## [Work to do]
Reproduce the listing that follows with no differences at all.
— START OF Data shown —
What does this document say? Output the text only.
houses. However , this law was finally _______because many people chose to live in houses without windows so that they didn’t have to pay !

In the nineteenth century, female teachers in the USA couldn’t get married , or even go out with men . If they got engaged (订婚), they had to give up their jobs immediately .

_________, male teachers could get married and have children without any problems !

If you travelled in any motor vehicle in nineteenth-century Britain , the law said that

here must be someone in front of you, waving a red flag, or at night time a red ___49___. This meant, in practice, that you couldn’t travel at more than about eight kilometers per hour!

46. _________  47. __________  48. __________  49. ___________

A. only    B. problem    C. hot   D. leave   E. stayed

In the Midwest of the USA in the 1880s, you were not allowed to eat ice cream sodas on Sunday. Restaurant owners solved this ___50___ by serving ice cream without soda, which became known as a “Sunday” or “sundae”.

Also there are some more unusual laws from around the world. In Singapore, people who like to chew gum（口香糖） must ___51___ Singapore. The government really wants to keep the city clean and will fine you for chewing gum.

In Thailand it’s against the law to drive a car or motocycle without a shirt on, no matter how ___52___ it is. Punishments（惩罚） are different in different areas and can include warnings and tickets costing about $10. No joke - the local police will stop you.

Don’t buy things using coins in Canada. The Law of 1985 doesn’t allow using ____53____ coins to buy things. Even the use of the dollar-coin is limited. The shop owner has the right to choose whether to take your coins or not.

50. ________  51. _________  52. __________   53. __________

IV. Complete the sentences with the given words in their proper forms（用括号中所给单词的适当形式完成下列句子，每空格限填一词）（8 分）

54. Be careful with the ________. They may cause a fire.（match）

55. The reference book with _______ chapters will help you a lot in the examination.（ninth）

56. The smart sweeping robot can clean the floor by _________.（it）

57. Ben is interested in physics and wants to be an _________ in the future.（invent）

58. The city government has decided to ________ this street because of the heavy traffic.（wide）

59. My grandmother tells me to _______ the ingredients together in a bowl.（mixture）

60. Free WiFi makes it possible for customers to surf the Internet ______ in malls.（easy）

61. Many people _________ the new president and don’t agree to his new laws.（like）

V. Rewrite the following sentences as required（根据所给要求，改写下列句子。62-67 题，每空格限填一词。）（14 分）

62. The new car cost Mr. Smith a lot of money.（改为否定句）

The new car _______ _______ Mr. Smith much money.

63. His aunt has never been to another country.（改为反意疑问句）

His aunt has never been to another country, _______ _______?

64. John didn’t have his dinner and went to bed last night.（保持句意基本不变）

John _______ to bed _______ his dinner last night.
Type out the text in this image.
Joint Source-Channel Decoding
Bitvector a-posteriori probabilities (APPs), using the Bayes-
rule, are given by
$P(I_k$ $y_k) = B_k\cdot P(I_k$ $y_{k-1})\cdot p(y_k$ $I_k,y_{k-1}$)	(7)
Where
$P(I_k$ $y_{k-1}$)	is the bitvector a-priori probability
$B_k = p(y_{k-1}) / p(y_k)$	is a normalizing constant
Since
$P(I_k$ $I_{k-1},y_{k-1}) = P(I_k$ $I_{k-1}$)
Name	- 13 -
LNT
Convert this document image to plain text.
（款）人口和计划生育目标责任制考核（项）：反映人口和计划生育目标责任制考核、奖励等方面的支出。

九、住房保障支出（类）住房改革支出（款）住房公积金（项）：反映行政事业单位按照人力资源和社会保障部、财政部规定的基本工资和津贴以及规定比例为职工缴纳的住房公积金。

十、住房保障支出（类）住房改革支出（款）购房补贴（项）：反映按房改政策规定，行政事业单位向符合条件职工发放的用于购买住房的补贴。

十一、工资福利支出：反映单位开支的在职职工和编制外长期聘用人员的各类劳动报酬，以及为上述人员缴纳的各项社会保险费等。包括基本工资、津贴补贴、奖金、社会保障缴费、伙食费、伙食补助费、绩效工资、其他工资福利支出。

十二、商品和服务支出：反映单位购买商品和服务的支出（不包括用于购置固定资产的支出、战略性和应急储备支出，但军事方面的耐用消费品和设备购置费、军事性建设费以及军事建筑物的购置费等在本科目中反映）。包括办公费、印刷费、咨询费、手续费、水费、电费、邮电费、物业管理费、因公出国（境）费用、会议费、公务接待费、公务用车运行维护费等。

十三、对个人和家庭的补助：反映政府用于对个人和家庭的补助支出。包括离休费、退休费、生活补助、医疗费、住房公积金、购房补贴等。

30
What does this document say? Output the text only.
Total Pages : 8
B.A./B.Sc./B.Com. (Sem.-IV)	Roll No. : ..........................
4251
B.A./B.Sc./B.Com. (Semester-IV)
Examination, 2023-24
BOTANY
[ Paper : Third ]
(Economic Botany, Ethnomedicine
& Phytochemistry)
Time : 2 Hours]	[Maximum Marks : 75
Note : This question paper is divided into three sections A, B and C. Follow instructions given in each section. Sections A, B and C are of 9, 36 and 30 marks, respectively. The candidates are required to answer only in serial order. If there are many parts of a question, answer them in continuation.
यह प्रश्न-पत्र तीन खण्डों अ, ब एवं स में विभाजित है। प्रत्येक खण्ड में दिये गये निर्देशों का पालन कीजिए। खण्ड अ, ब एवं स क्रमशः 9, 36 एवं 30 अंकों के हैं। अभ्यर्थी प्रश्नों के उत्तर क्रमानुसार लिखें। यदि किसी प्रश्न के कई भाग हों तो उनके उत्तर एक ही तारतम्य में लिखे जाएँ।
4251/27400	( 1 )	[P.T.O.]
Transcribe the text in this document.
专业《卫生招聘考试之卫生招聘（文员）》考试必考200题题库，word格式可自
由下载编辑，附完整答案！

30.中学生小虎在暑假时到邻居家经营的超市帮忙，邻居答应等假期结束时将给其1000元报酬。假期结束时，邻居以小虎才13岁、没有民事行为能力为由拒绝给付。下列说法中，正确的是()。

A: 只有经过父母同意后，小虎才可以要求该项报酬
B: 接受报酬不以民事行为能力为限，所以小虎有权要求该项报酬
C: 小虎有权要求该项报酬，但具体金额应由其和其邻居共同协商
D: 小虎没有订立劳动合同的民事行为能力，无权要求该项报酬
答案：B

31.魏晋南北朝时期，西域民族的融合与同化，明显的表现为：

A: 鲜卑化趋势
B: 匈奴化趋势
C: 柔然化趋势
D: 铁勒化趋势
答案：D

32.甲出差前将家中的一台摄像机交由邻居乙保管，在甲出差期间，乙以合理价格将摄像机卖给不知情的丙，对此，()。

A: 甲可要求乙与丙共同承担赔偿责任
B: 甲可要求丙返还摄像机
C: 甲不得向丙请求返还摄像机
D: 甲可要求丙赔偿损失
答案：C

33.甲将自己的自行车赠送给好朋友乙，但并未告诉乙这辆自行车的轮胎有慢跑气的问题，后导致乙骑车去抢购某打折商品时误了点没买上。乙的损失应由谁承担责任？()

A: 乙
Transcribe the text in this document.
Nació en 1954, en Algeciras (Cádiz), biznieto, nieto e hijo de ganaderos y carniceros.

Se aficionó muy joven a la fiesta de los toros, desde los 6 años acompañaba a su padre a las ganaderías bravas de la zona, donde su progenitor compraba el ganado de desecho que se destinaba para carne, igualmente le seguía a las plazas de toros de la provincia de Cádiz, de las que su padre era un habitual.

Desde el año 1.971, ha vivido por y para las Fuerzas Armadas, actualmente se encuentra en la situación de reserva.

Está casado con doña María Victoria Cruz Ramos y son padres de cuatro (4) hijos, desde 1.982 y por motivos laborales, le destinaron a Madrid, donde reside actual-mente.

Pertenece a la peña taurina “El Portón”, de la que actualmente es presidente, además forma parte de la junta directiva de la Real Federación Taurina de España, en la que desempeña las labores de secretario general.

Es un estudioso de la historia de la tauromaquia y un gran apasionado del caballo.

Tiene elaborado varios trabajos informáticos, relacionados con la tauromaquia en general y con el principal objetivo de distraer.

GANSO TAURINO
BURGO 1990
— END OF Data shown —
## [Answer for this exercise]
What does this document say? Output the text only.
houses. However , this law was finally _______because many people chose to live in houses without windows so that they didn’t have to pay !

In the nineteenth century, female teachers in the USA couldn’t get married , or even go out with men . If they got engaged (订婚), they had to give up their jobs immediately .

_________, male teachers could get married and have children without any problems !

If you travelled in any motor vehicle in nineteenth-century Britain , the law said that

here must be someone in front of you, waving a red flag, or at night time a red ___49___. This meant, in practice, that you couldn’t travel at more than about eight kilometers per hour!

46. _________  47. __________  48. __________  49. ___________

A. only    B. problem    C. hot   D. leave   E. stayed

In the Midwest of the USA in the 1880s, you were not allowed to eat ice cream sodas on Sunday. Restaurant owners solved this ___50___ by serving ice cream without soda, which became known as a “Sunday” or “sundae”.

Also there are some more unusual laws from around the world. In Singapore, people who like to chew gum（口香糖） must ___51___ Singapore. The government really wants to keep the city clean and will fine you for chewing gum.

In Thailand it’s against the law to drive a car or motocycle without a shirt on, no matter how ___52___ it is. Punishments（惩罚） are different in different areas and can include warnings and tickets costing about $10. No joke - the local police will stop you.

Don’t buy things using coins in Canada. The Law of 1985 doesn’t allow using ____53____ coins to buy things. Even the use of the dollar-coin is limited. The shop owner has the right to choose whether to take your coins or not.

50. ________  51. _________  52. __________   53. __________

IV. Complete the sentences with the given words in their proper forms（用括号中所给单词的适当形式完成下列句子，每空格限填一词）（8 分）

54. Be careful with the ________. They may cause a fire.（match）

55. The reference book with _______ chapters will help you a lot in the examination.（ninth）

56. The smart sweeping robot can clean the floor by _________.（it）

57. Ben is interested in physics and wants to be an _________ in the future.（invent）

58. The city government has decided to ________ this street because of the heavy traffic.（wide）

59. My grandmother tells me to _______ the ingredients together in a bowl.（mixture）

60. Free WiFi makes it possible for customers to surf the Internet ______ in malls.（easy）

61. Many people _________ the new president and don’t agree to his new laws.（like）

V. Rewrite the following sentences as required（根据所给要求，改写下列句子。62-67 题，每空格限填一词。）（14 分）

62. The new car cost Mr. Smith a lot of money.（改为否定句）

The new car _______ _______ Mr. Smith much money.

63. His aunt has never been to another country.（改为反意疑问句）

His aunt has never been to another country, _______ _______?

64. John didn’t have his dinner and went to bed last night.（保持句意基本不变）

John _______ to bed _______ his dinner last night.
Type out the text in this image.
Joint Source-Channel Decoding
Bitvector a-posteriori probabilities (APPs), using the Bayes-
rule, are given by
$P(I_k$ $y_k) = B_k\cdot P(I_k$ $y_{k-1})\cdot p(y_k$ $I_k,y_{k-1}$)	(7)
Where
$P(I_k$ $y_{k-1}$)	is the bitvector a-priori probability
$B_k = p(y_{k-1}) / p(y_k)$	is a normalizing constant
Since
$P(I_k$ $I_{k-1},y_{k-1}) = P(I_k$ $I_{k-1}$)
Name	- 13 -
LNT
Convert this document image to plain text.
（款）人口和计划生育目标责任制考核（项）：反映人口和计划生育目标责任制考核、奖励等方面的支出。

九、住房保障支出（类）住房改革支出（款）住房公积金（项）：反映行政事业单位按照人力资源和社会保障部、财政部规定的基本工资和津贴以及规定比例为职工缴纳的住房公积金。

十、住房保障支出（类）住房改革支出（款）购房补贴（项）：反映按房改政策规定，行政事业单位向符合条件职工发放的用于购买住房的补贴。

十一、工资福利支出：反映单位开支的在职职工和编制外长期聘用人员的各类劳动报酬，以及为上述人员缴纳的各项社会保险费等。包括基本工资、津贴补贴、奖金、社会保障缴费、伙食费、伙食补助费、绩效工资、其他工资福利支出。

十二、商品和服务支出：反映单位购买商品和服务的支出（不包括用于购置固定资产的支出、战略性和应急储备支出，但军事方面的耐用消费品和设备购置费、军事性建设费以及军事建筑物的购置费等在本科目中反映）。包括办公费、印刷费、咨询费、手续费、水费、电费、邮电费、物业管理费、因公出国（境）费用、会议费、公务接待费、公务用车运行维护费等。

十三、对个人和家庭的补助：反映政府用于对个人和家庭的补助支出。包括离休费、退休费、生活补助、医疗费、住房公积金、购房补贴等。

30
What does this document say? Output the text only.
Total Pages : 8
B.A./B.Sc./B.Com. (Sem.-IV)	Roll No. : ..........................
4251
B.A./B.Sc./B.Com. (Semester-IV)
Examination, 2023-24
BOTANY
[ Paper : Third ]
(Economic Botany, Ethnomedicine
& Phytochemistry)
Time : 2 Hours]	[Maximum Marks : 75
Note : This question paper is divided into three sections A, B and C. Follow instructions given in each section. Sections A, B and C are of 9, 36 and 30 marks, respectively. The candidates are required to answer only in serial order. If there are many parts of a question, answer them in continuation.
यह प्रश्न-पत्र तीन खण्डों अ, ब एवं स में विभाजित है। प्रत्येक खण्ड में दिये गये निर्देशों का पालन कीजिए। खण्ड अ, ब एवं स क्रमशः 9, 36 एवं 30 अंकों के हैं। अभ्यर्थी प्रश्नों के उत्तर क्रमानुसार लिखें। यदि किसी प्रश्न के कई भाग हों तो उनके उत्तर एक ही तारतम्य में लिखे जाएँ।
4251/27400	( 1 )	[P.T.O.]
Transcribe the text in this document.
专业《卫生招聘考试之卫生招聘（文员）》考试必考200题题库，word格式可自
由下载编辑，附完整答案！

30.中学生小虎在暑假时到邻居家经营的超市帮忙，邻居答应等假期结束时将给其1000元报酬。假期结束时，邻居以小虎才13岁、没有民事行为能力为由拒绝给付。下列说法中，正确的是()。

A: 只有经过父母同意后，小虎才可以要求该项报酬
B: 接受报酬不以民事行为能力为限，所以小虎有权要求该项报酬
C: 小虎有权要求该项报酬，但具体金额应由其和其邻居共同协商
D: 小虎没有订立劳动合同的民事行为能力，无权要求该项报酬
答案：B

31.魏晋南北朝时期，西域民族的融合与同化，明显的表现为：

A: 鲜卑化趋势
B: 匈奴化趋势
C: 柔然化趋势
D: 铁勒化趋势
答案：D

32.甲出差前将家中的一台摄像机交由邻居乙保管，在甲出差期间，乙以合理价格将摄像机卖给不知情的丙，对此，()。

A: 甲可要求乙与丙共同承担赔偿责任
B: 甲可要求丙返还摄像机
C: 甲不得向丙请求返还摄像机
D: 甲可要求丙赔偿损失
答案：C

33.甲将自己的自行车赠送给好朋友乙，但并未告诉乙这辆自行车的轮胎有慢跑气的问题，后导致乙骑车去抢购某打折商品时误了点没买上。乙的损失应由谁承担责任？()

A: 乙
Transcribe the text in this document.
Nació en 1954, en Algeciras (Cádiz), biznieto, nieto e hijo de ganaderos y carniceros.

Se aficionó muy joven a la fiesta de los toros, desde los 6 años acompañaba a su padre a las ganaderías bravas de la zona, donde su progenitor compraba el ganado de desecho que se destinaba para carne, igualmente le seguía a las plazas de toros de la provincia de Cádiz, de las que su padre era un habitual.

Desde el año 1.971, ha vivido por y para las Fuerzas Armadas, actualmente se encuentra en la situación de reserva.

Está casado con doña María Victoria Cruz Ramos y son padres de cuatro (4) hijos, desde 1.982 y por motivos laborales, le destinaron a Madrid, donde reside actual-mente.

Pertenece a la peña taurina “El Portón”, de la que actualmente es presidente, además forma parte de la junta directiva de la Real Federación Taurina de España, en la que desempeña las labores de secretario general.

Es un estudioso de la historia de la tauromaquia y un gran apasionado del caballo.

Tiene elaborado varios trabajos informáticos, relacionados con la tauromaquia en general y con el principal objetivo de distraer.

GANSO TAURINO
BURGO 1990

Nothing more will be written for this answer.